Your goal = Every line with the word "title" in it should be extracted from the data that follows.

[Start Items]

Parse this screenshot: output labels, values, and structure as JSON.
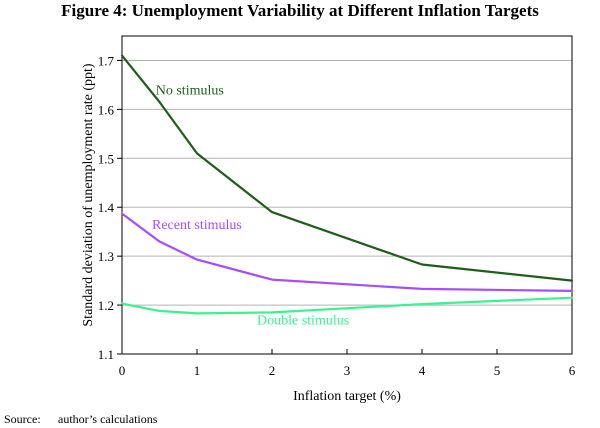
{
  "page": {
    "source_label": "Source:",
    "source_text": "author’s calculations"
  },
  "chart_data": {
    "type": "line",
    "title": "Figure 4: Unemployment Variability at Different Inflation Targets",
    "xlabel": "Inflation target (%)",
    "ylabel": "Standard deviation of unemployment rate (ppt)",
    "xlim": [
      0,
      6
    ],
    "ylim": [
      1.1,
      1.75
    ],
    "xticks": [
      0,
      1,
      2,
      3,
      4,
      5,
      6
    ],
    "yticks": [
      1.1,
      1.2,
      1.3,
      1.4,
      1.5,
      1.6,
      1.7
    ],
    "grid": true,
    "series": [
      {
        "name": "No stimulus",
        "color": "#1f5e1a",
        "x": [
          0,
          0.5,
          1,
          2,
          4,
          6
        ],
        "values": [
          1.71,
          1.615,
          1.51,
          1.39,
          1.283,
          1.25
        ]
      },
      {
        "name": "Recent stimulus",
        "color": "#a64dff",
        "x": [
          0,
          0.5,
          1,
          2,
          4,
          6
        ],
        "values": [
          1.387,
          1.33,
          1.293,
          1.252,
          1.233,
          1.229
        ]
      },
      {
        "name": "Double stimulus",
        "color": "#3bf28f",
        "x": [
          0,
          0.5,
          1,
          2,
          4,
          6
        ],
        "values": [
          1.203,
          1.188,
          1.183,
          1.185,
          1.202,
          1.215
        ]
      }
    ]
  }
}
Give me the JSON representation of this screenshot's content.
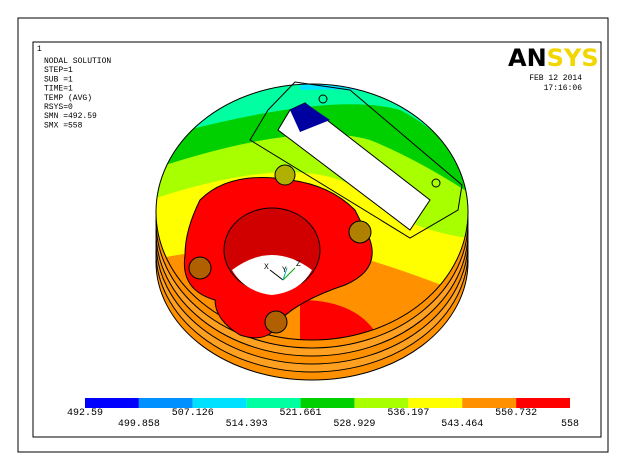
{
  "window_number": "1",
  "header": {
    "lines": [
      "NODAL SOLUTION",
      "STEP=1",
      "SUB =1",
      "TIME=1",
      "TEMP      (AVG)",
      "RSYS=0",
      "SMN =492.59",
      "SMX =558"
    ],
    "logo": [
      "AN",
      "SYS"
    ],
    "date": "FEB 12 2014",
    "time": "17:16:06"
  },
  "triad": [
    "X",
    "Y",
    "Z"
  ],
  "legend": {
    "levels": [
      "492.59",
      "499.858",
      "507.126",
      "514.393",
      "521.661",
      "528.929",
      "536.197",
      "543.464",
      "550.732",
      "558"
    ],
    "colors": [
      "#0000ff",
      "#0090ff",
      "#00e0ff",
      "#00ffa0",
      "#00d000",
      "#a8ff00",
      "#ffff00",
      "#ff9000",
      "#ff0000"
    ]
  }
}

[End Items]
[Start Items]

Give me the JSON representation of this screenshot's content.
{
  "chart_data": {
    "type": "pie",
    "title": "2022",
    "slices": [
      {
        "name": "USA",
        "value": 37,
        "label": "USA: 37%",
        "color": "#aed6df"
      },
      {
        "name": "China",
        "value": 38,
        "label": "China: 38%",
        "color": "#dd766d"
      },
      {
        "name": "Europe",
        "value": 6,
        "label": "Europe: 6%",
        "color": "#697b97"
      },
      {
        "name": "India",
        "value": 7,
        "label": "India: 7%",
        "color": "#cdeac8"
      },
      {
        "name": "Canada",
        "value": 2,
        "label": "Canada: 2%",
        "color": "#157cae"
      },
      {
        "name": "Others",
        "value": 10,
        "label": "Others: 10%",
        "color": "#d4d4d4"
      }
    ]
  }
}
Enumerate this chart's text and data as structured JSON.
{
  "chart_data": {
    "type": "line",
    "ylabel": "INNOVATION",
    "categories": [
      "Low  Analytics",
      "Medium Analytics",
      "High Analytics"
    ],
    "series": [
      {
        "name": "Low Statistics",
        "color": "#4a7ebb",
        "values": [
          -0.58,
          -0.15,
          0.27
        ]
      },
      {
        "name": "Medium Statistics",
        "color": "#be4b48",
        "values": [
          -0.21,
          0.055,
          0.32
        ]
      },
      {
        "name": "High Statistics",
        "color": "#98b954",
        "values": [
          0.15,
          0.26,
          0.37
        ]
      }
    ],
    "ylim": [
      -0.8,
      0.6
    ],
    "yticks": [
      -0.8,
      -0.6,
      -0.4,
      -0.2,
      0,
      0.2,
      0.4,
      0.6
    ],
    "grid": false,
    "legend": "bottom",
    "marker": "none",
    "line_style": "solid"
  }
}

[End Items]

Written answer =
    "title": "Figure 4: Unemployment Variability at Different Inflation Targets",
    "title": "2022",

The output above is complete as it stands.